# [DATASET]
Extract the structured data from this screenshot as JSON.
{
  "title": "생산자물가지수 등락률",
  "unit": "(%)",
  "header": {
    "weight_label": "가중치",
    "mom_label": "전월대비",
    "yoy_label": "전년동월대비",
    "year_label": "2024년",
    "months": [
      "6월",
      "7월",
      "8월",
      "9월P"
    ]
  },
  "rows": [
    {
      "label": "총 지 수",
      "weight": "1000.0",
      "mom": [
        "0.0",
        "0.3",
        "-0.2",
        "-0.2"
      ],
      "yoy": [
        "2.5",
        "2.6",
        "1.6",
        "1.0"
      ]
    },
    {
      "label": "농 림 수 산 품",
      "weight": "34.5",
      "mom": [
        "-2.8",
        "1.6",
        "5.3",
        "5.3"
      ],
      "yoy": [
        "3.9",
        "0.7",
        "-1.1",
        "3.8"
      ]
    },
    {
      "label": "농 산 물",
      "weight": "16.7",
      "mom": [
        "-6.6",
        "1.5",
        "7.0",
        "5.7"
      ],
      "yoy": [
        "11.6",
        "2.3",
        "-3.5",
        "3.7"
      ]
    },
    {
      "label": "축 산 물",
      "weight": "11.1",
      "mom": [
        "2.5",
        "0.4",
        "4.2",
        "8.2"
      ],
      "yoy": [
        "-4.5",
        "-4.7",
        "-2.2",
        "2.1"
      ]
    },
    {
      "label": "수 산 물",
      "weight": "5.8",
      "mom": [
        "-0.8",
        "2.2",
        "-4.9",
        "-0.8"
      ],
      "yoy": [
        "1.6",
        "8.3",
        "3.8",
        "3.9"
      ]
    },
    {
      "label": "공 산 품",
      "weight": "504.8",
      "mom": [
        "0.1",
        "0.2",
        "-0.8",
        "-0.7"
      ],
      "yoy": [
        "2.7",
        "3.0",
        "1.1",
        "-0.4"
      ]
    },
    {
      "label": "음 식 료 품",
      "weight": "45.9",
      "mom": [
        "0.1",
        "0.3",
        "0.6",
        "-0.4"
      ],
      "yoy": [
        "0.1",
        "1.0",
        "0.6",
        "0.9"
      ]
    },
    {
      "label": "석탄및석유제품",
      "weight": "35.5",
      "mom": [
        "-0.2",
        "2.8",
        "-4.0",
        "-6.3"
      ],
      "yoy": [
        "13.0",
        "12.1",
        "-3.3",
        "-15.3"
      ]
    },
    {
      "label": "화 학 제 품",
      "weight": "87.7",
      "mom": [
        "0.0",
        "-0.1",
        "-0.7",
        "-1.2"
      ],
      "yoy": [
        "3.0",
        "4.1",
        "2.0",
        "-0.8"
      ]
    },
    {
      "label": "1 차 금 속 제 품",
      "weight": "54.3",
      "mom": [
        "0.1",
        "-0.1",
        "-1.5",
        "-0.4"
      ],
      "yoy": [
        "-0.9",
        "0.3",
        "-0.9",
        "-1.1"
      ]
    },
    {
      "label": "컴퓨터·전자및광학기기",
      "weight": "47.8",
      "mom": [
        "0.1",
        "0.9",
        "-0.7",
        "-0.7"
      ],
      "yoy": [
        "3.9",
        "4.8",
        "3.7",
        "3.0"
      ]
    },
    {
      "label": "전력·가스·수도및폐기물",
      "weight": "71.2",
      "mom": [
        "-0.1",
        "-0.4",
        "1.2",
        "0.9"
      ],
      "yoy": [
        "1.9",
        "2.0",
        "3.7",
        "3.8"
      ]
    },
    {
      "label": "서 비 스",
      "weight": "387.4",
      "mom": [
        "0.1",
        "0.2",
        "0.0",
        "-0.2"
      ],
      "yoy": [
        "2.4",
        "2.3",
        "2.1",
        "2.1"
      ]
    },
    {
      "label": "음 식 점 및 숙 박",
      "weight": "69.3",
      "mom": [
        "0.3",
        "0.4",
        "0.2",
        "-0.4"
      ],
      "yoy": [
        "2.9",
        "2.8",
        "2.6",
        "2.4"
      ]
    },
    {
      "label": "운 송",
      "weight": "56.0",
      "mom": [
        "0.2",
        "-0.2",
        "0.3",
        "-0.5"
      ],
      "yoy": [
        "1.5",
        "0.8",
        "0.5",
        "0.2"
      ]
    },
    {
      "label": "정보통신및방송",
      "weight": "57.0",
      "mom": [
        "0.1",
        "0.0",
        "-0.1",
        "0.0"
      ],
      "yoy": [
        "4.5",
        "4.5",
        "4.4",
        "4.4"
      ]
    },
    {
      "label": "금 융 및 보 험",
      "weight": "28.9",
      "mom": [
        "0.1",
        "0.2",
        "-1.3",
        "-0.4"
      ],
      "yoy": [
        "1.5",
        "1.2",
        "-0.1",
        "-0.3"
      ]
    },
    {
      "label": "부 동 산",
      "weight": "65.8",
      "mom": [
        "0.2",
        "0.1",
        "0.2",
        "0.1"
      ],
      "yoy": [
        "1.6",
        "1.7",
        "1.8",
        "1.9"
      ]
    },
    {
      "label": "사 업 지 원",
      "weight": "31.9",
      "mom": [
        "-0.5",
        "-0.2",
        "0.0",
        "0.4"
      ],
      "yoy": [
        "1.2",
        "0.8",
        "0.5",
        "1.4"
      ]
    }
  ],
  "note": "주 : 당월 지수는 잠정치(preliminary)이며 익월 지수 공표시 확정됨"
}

# [YOUR INSTRUCTIONS]
Copy out each line exactly as written.

# [THE REPLY]
Extract the structured data from this screenshot as JSON.
{
  "title": "생산자물가지수 등락률",
  "unit": "(%)",
  "header": {
    "weight_label": "가중치",
    "mom_label": "전월대비",
    "yoy_label": "전년동월대비",
    "year_label": "2024년",
    "months": [
      "6월",
      "7월",
      "8월",
      "9월P"
    ]
  },
  "rows": [
    {
      "label": "총 지 수",
      "weight": "1000.0",
      "mom": [
        "0.0",
        "0.3",
        "-0.2",
        "-0.2"
      ],
      "yoy": [
        "2.5",
        "2.6",
        "1.6",
        "1.0"
      ]
    },
    {
      "label": "농 림 수 산 품",
      "weight": "34.5",
      "mom": [
        "-2.8",
        "1.6",
        "5.3",
        "5.3"
      ],
      "yoy": [
        "3.9",
        "0.7",
        "-1.1",
        "3.8"
      ]
    },
    {
      "label": "농 산 물",
      "weight": "16.7",
      "mom": [
        "-6.6",
        "1.5",
        "7.0",
        "5.7"
      ],
      "yoy": [
        "11.6",
        "2.3",
        "-3.5",
        "3.7"
      ]
    },
    {
      "label": "축 산 물",
      "weight": "11.1",
      "mom": [
        "2.5",
        "0.4",
        "4.2",
        "8.2"
      ],
      "yoy": [
        "-4.5",
        "-4.7",
        "-2.2",
        "2.1"
      ]
    },
    {
      "label": "수 산 물",
      "weight": "5.8",
      "mom": [
        "-0.8",
        "2.2",
        "-4.9",
        "-0.8"
      ],
      "yoy": [
        "1.6",
        "8.3",
        "3.8",
        "3.9"
      ]
    },
    {
      "label": "공 산 품",
      "weight": "504.8",
      "mom": [
        "0.1",
        "0.2",
        "-0.8",
        "-0.7"
      ],
      "yoy": [
        "2.7",
        "3.0",
        "1.1",
        "-0.4"
      ]
    },
    {
      "label": "음 식 료 품",
      "weight": "45.9",
      "mom": [
        "0.1",
        "0.3",
        "0.6",
        "-0.4"
      ],
      "yoy": [
        "0.1",
        "1.0",
        "0.6",
        "0.9"
      ]
    },
    {
      "label": "석탄및석유제품",
      "weight": "35.5",
      "mom": [
        "-0.2",
        "2.8",
        "-4.0",
        "-6.3"
      ],
      "yoy": [
        "13.0",
        "12.1",
        "-3.3",
        "-15.3"
      ]
    },
    {
      "label": "화 학 제 품",
      "weight": "87.7",
      "mom": [
        "0.0",
        "-0.1",
        "-0.7",
        "-1.2"
      ],
      "yoy": [
        "3.0",
        "4.1",
        "2.0",
        "-0.8"
      ]
    },
    {
      "label": "1 차 금 속 제 품",
      "weight": "54.3",
      "mom": [
        "0.1",
        "-0.1",
        "-1.5",
        "-0.4"
      ],
      "yoy": [
        "-0.9",
        "0.3",
        "-0.9",
        "-1.1"
      ]
    },
    {
      "label": "컴퓨터·전자및광학기기",
      "weight": "47.8",
      "mom": [
        "0.1",
        "0.9",
        "-0.7",
        "-0.7"
      ],
      "yoy": [
        "3.9",
        "4.8",
        "3.7",
        "3.0"
      ]
    },
    {
      "label": "전력·가스·수도및폐기물",
      "weight": "71.2",
      "mom": [
        "-0.1",
        "-0.4",
        "1.2",
        "0.9"
      ],
      "yoy": [
        "1.9",
        "2.0",
        "3.7",
        "3.8"
      ]
    },
    {
      "label": "서 비 스",
      "weight": "387.4",
      "mom": [
        "0.1",
        "0.2",
        "0.0",
        "-0.2"
      ],
      "yoy": [
        "2.4",
        "2.3",
        "2.1",
        "2.1"
      ]
    },
    {
      "label": "음 식 점 및 숙 박",
      "weight": "69.3",
      "mom": [
        "0.3",
        "0.4",
        "0.2",
        "-0.4"
      ],
      "yoy": [
        "2.9",
        "2.8",
        "2.6",
        "2.4"
      ]
    },
    {
      "label": "운 송",
      "weight": "56.0",
      "mom": [
        "0.2",
        "-0.2",
        "0.3",
        "-0.5"
      ],
      "yoy": [
        "1.5",
        "0.8",
        "0.5",
        "0.2"
      ]
    },
    {
      "label": "정보통신및방송",
      "weight": "57.0",
      "mom": [
        "0.1",
        "0.0",
        "-0.1",
        "0.0"
      ],
      "yoy": [
        "4.5",
        "4.5",
        "4.4",
        "4.4"
      ]
    },
    {
      "label": "금 융 및 보 험",
      "weight": "28.9",
      "mom": [
        "0.1",
        "0.2",
        "-1.3",
        "-0.4"
      ],
      "yoy": [
        "1.5",
        "1.2",
        "-0.1",
        "-0.3"
      ]
    },
    {
      "label": "부 동 산",
      "weight": "65.8",
      "mom": [
        "0.2",
        "0.1",
        "0.2",
        "0.1"
      ],
      "yoy": [
        "1.6",
        "1.7",
        "1.8",
        "1.9"
      ]
    },
    {
      "label": "사 업 지 원",
      "weight": "31.9",
      "mom": [
        "-0.5",
        "-0.2",
        "0.0",
        "0.4"
      ],
      "yoy": [
        "1.2",
        "0.8",
        "0.5",
        "1.4"
      ]
    }
  ],
  "note": "주 : 당월 지수는 잠정치(preliminary)이며 익월 지수 공표시 확정됨"
}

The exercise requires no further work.